Write the records out again exactly, leaving no images in.

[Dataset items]
--

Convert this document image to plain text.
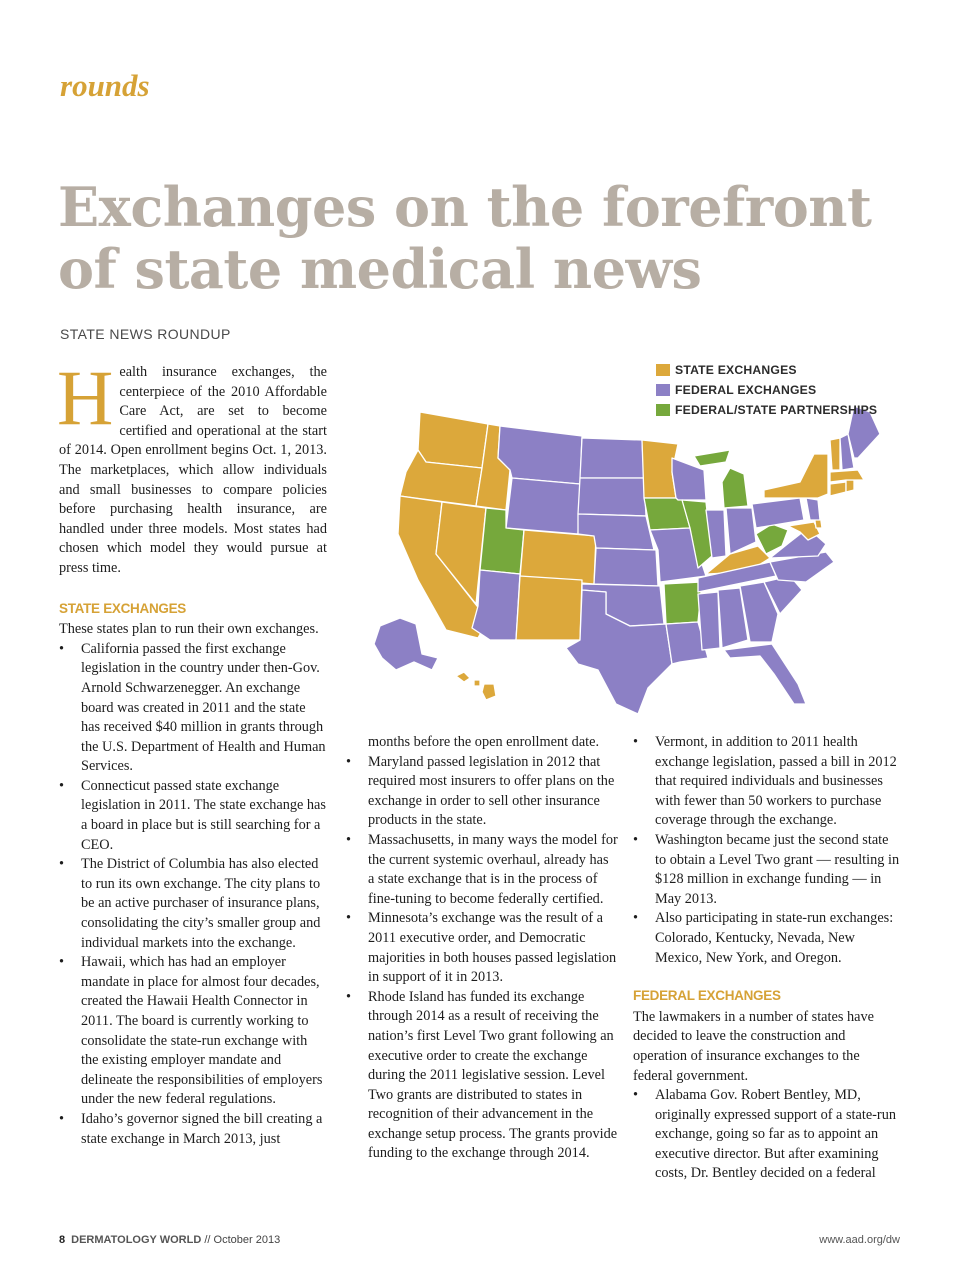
rounds
Exchanges on the forefront of state medical news
STATE NEWS ROUNDUP

Health insurance exchanges, the centerpiece of the 2010 Affordable Care Act, are set to become certified and operational at the start of 2014. Open enrollment begins Oct. 1, 2013. The marketplaces, which allow individuals and small businesses to compare policies before purchasing health insurance, are handled under three models. Most states had chosen which model they would pursue at press time.

STATE EXCHANGES

These states plan to run their own exchanges.

• California passed the first exchange legislation in the country under then-Gov. Arnold Schwarzenegger. An exchange board was created in 2011 and the state has received $40 million in grants through the U.S. Department of Health and Human Services.
• Connecticut passed state exchange legislation in 2011. The state exchange has a board in place but is still searching for a CEO.
• The District of Columbia has also elected to run its own exchange. The city plans to be an active purchaser of insurance plans, consolidating the city’s smaller group and individual markets into the exchange.
• Hawaii, which has had an employer mandate in place for almost four decades, created the Hawaii Health Connector in 2011. The board is currently working to consolidate the state-run exchange with the existing employer mandate and delineate the responsibilities of employers under the new federal regulations.
• Idaho’s governor signed the bill creating a state exchange in March 2013, just
STATE EXCHANGES
FEDERAL EXCHANGES
FEDERAL/STATE PARTNERSHIPS

months before the open enrollment date.

• Maryland passed legislation in 2012 that required most insurers to offer plans on the exchange in order to sell other insurance products in the state.
• Massachusetts, in many ways the model for the current systemic overhaul, already has a state exchange that is in the process of fine-tuning to become federally certified.
• Minnesota’s exchange was the result of a 2011 executive order, and Democratic majorities in both houses passed legislation in support of it in 2013.
• Rhode Island has funded its exchange through 2014 as a result of receiving the nation’s first Level Two grant following an executive order to create the exchange during the 2011 legislative session. Level Two grants are distributed to states in recognition of their advancement in the exchange setup process. The grants provide funding to the exchange through 2014.
• Vermont, in addition to 2011 health exchange legislation, passed a bill in 2012 that required individuals and businesses with fewer than 50 workers to purchase coverage through the exchange.
• Washington became just the second state to obtain a Level Two grant — resulting in $128 million in exchange funding — in May 2013.
• Also participating in state-run exchanges: Colorado, Kentucky, Nevada, New Mexico, New York, and Oregon.
FEDERAL EXCHANGES

The lawmakers in a number of states have decided to leave the construction and operation of insurance exchanges to the federal government.

• Alabama Gov. Robert Bentley, MD, originally expressed support of a state-run exchange, going so far as to appoint an executive director. But after examining costs, Dr. Bentley decided on a federal
8 DERMATOLOGY WORLD // October 2013	www.aad.org/dw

--

> **ANSWER TO THE TASK**
Convert this document image to plain text.
rounds
Exchanges on the forefront of state medical news
STATE NEWS ROUNDUP

Health insurance exchanges, the centerpiece of the 2010 Affordable Care Act, are set to become certified and operational at the start of 2014. Open enrollment begins Oct. 1, 2013. The marketplaces, which allow individuals and small businesses to compare policies before purchasing health insurance, are handled under three models. Most states had chosen which model they would pursue at press time.

STATE EXCHANGES

These states plan to run their own exchanges.

• California passed the first exchange legislation in the country under then-Gov. Arnold Schwarzenegger. An exchange board was created in 2011 and the state has received $40 million in grants through the U.S. Department of Health and Human Services.
• Connecticut passed state exchange legislation in 2011. The state exchange has a board in place but is still searching for a CEO.
• The District of Columbia has also elected to run its own exchange. The city plans to be an active purchaser of insurance plans, consolidating the city’s smaller group and individual markets into the exchange.
• Hawaii, which has had an employer mandate in place for almost four decades, created the Hawaii Health Connector in 2011. The board is currently working to consolidate the state-run exchange with the existing employer mandate and delineate the responsibilities of employers under the new federal regulations.
• Idaho’s governor signed the bill creating a state exchange in March 2013, just
STATE EXCHANGES
FEDERAL EXCHANGES
FEDERAL/STATE PARTNERSHIPS

months before the open enrollment date.

• Maryland passed legislation in 2012 that required most insurers to offer plans on the exchange in order to sell other insurance products in the state.
• Massachusetts, in many ways the model for the current systemic overhaul, already has a state exchange that is in the process of fine-tuning to become federally certified.
• Minnesota’s exchange was the result of a 2011 executive order, and Democratic majorities in both houses passed legislation in support of it in 2013.
• Rhode Island has funded its exchange through 2014 as a result of receiving the nation’s first Level Two grant following an executive order to create the exchange during the 2011 legislative session. Level Two grants are distributed to states in recognition of their advancement in the exchange setup process. The grants provide funding to the exchange through 2014.
• Vermont, in addition to 2011 health exchange legislation, passed a bill in 2012 that required individuals and businesses with fewer than 50 workers to purchase coverage through the exchange.
• Washington became just the second state to obtain a Level Two grant — resulting in $128 million in exchange funding — in May 2013.
• Also participating in state-run exchanges: Colorado, Kentucky, Nevada, New Mexico, New York, and Oregon.
FEDERAL EXCHANGES

The lawmakers in a number of states have decided to leave the construction and operation of insurance exchanges to the federal government.

• Alabama Gov. Robert Bentley, MD, originally expressed support of a state-run exchange, going so far as to appoint an executive director. But after examining costs, Dr. Bentley decided on a federal
8 DERMATOLOGY WORLD // October 2013	www.aad.org/dw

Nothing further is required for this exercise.